▶ **Prompt**
Scan the listing below and copy every line holding "future".

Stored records

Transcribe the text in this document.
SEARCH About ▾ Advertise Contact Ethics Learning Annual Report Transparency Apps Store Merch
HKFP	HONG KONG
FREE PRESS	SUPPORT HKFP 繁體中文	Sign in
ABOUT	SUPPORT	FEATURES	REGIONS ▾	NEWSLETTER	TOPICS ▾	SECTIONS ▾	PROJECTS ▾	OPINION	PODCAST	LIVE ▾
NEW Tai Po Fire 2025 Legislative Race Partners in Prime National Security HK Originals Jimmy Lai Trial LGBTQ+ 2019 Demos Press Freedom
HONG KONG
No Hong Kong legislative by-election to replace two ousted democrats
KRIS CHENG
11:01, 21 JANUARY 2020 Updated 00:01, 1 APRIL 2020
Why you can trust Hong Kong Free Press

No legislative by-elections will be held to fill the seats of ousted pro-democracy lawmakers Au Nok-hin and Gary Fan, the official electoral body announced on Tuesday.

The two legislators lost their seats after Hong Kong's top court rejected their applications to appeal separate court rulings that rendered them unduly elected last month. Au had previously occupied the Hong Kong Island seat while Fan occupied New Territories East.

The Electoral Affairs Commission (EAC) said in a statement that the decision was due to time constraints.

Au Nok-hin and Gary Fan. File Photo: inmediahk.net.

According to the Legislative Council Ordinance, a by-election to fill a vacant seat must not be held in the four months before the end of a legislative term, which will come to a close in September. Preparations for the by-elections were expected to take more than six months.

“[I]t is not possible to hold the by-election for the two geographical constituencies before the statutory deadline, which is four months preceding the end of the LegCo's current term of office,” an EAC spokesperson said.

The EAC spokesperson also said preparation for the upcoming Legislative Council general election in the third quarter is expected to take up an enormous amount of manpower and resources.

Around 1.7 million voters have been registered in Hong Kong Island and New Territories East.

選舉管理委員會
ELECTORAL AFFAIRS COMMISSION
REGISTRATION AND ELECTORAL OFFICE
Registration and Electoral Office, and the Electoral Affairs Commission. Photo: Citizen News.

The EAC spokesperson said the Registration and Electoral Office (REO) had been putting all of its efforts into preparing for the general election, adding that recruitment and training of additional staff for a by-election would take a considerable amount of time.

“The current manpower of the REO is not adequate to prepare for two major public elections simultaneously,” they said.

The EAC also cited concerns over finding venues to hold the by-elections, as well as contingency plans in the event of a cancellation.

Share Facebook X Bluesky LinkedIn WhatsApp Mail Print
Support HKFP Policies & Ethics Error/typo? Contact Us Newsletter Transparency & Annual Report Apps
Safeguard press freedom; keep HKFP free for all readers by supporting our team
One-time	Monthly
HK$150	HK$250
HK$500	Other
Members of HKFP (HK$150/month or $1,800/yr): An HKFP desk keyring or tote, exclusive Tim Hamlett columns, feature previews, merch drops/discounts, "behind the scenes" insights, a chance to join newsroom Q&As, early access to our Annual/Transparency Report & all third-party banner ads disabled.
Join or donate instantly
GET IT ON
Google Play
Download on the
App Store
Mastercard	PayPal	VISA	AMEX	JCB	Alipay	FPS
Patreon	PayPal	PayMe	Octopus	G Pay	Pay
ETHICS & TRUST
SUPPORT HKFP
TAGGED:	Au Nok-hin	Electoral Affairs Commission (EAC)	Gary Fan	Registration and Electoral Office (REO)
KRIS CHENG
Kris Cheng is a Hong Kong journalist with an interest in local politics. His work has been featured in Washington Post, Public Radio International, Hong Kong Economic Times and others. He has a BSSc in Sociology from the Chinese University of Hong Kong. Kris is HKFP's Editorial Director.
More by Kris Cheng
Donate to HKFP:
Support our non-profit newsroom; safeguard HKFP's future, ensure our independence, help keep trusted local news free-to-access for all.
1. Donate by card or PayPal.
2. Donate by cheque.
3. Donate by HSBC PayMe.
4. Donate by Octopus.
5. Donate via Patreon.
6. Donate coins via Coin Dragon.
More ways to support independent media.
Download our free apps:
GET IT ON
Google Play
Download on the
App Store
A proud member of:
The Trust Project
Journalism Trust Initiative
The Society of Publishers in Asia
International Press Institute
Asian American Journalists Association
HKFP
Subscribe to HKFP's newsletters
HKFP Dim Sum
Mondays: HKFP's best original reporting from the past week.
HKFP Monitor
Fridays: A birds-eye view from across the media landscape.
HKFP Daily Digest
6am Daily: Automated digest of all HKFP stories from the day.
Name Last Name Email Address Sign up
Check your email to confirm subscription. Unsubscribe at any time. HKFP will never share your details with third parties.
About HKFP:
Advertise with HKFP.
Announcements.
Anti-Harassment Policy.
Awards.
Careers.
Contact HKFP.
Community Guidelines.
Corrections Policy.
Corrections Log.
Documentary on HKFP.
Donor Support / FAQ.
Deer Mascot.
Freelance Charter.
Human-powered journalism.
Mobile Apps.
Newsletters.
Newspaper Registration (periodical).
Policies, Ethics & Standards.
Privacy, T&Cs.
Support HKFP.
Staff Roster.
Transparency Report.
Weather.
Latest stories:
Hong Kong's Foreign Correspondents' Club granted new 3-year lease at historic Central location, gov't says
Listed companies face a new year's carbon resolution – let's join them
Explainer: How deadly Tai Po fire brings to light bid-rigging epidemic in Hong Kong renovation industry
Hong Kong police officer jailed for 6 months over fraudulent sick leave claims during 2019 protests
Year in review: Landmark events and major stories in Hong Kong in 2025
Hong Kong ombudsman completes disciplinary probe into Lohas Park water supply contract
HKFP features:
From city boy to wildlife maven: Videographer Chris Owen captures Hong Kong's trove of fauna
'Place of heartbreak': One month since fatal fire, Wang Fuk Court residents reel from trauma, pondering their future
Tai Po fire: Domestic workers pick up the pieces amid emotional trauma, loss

▶ **Solution**
Support our non-profit newsroom; safeguard HKFP's future, ensure our independence, help keep trusted local news free-to-access for all.
'Place of heartbreak': One month since fatal fire, Wang Fuk Court residents reel from trauma, pondering their future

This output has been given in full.